=== Material shown ===

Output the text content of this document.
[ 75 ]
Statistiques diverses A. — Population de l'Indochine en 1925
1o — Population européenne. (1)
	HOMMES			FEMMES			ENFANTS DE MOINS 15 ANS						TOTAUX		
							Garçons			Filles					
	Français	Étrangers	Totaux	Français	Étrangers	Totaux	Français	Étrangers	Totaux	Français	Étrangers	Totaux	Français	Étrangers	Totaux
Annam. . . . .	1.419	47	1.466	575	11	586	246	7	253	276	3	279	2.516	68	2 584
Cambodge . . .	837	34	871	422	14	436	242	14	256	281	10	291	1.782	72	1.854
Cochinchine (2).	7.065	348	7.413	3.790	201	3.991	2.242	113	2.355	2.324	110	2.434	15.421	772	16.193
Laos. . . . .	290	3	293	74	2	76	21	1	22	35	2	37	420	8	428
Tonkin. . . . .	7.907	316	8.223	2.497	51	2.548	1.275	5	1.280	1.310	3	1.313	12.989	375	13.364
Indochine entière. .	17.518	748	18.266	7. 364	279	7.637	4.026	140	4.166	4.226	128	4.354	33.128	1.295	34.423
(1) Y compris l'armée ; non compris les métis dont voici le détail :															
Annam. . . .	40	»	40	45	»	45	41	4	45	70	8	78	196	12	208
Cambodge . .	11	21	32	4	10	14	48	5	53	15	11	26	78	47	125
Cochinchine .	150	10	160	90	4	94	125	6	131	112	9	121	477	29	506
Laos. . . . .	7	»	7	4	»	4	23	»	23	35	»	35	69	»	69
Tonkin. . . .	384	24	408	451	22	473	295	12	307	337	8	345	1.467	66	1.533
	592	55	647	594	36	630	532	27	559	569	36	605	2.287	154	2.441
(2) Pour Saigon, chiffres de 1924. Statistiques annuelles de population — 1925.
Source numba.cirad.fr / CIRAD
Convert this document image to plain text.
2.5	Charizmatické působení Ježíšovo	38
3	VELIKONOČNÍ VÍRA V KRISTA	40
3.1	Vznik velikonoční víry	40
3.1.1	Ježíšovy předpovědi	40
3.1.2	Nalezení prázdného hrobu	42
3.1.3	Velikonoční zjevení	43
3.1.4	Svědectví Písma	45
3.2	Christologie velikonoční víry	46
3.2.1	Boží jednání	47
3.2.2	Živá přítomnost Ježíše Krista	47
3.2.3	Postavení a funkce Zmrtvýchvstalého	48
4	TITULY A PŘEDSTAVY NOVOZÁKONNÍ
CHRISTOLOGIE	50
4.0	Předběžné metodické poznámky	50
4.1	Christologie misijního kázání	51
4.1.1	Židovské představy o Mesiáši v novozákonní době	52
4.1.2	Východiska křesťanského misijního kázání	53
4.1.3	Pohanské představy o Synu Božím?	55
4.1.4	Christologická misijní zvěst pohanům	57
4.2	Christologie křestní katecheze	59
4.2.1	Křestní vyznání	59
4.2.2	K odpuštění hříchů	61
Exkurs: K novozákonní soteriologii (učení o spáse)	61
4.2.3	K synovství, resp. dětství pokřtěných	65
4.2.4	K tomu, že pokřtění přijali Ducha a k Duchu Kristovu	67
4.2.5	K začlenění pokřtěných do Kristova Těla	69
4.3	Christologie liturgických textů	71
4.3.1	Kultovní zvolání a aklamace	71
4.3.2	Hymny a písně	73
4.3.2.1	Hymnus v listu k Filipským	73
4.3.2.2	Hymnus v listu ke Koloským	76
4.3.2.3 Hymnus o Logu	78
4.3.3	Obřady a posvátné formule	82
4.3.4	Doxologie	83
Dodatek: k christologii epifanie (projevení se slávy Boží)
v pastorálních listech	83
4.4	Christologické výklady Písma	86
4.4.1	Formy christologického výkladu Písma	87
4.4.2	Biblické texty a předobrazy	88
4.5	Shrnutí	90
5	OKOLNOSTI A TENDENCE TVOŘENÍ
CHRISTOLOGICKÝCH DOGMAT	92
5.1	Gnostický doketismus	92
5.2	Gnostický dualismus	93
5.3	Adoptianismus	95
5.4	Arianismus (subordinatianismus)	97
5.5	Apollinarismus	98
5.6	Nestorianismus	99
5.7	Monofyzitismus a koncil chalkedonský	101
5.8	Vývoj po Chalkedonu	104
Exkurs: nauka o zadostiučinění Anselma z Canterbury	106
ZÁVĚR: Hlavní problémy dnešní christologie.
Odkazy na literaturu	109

===

Given instruction -> Reproduce every line of the listing above in which the string "Exkurs" appears.

Exercise answer ->
Exkurs: K novozákonní soteriologii (učení o spáse)	61
Exkurs: nauka o zadostiučinění Anselma z Canterbury	106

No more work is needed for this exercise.